**Exercise goal**
Show all lines from the listing below that contain "PasswordDataEditor".

** Start of Dataset rows **

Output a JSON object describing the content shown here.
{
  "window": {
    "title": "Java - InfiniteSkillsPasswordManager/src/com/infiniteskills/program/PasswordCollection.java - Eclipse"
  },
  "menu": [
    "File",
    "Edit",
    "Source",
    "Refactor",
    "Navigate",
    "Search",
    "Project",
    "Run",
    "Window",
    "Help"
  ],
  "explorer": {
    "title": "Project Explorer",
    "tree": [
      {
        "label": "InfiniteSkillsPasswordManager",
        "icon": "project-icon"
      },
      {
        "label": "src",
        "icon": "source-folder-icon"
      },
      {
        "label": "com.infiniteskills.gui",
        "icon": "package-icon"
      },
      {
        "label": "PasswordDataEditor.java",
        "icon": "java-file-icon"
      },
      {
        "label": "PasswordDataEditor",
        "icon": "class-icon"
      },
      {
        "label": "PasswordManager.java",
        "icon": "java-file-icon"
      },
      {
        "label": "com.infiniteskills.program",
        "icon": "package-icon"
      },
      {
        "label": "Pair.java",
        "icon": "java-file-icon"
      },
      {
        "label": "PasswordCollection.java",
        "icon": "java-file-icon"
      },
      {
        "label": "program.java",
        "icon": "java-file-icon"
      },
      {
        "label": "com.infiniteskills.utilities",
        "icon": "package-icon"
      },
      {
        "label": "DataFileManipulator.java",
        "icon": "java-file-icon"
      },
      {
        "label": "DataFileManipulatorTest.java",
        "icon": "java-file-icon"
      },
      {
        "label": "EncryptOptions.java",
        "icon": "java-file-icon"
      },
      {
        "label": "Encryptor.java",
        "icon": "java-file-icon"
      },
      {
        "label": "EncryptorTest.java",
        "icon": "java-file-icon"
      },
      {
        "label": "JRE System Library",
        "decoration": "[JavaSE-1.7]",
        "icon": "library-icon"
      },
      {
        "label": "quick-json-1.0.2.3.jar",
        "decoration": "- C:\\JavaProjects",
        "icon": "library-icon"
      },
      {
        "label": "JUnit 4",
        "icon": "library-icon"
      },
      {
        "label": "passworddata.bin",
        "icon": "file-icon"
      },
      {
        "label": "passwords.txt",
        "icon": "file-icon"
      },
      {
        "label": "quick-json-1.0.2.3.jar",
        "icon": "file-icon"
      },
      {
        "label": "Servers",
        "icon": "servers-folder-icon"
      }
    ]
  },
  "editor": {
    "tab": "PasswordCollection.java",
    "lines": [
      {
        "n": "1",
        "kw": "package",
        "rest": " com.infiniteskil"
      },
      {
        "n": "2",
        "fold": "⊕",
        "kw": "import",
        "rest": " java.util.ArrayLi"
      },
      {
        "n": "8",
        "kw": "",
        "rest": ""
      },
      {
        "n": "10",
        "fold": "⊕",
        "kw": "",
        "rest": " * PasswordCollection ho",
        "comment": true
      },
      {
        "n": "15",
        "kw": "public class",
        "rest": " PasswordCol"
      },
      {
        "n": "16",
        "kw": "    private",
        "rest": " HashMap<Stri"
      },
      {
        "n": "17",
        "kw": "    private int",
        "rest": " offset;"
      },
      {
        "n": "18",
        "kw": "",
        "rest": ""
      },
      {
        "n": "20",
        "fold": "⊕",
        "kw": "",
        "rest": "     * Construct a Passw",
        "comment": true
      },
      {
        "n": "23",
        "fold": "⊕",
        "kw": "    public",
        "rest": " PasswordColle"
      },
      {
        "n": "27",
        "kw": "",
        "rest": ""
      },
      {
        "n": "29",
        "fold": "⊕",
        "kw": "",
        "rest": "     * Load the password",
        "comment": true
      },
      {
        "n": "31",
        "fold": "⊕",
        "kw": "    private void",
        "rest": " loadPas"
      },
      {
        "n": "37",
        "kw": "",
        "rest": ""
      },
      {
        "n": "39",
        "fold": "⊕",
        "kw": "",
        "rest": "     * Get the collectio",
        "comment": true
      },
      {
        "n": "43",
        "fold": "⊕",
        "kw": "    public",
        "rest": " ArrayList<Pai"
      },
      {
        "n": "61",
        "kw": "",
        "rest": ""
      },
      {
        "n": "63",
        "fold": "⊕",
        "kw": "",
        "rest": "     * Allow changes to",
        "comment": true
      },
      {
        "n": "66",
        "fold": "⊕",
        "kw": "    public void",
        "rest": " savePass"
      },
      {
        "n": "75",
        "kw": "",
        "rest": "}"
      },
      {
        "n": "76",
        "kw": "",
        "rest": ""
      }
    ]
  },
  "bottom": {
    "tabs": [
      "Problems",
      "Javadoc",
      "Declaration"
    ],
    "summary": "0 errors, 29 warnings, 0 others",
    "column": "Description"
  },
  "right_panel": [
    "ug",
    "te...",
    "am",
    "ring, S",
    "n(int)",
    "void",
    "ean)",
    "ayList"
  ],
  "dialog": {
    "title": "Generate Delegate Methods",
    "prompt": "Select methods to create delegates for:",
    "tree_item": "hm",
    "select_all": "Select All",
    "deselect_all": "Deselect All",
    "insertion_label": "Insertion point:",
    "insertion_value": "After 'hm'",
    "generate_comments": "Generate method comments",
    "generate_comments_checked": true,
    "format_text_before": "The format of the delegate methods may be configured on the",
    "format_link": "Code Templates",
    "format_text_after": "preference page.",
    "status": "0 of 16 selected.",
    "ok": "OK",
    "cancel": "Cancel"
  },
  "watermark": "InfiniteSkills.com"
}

** End of Dataset rows **

**Correct result**
        "label": "PasswordDataEditor.java",
        "label": "PasswordDataEditor",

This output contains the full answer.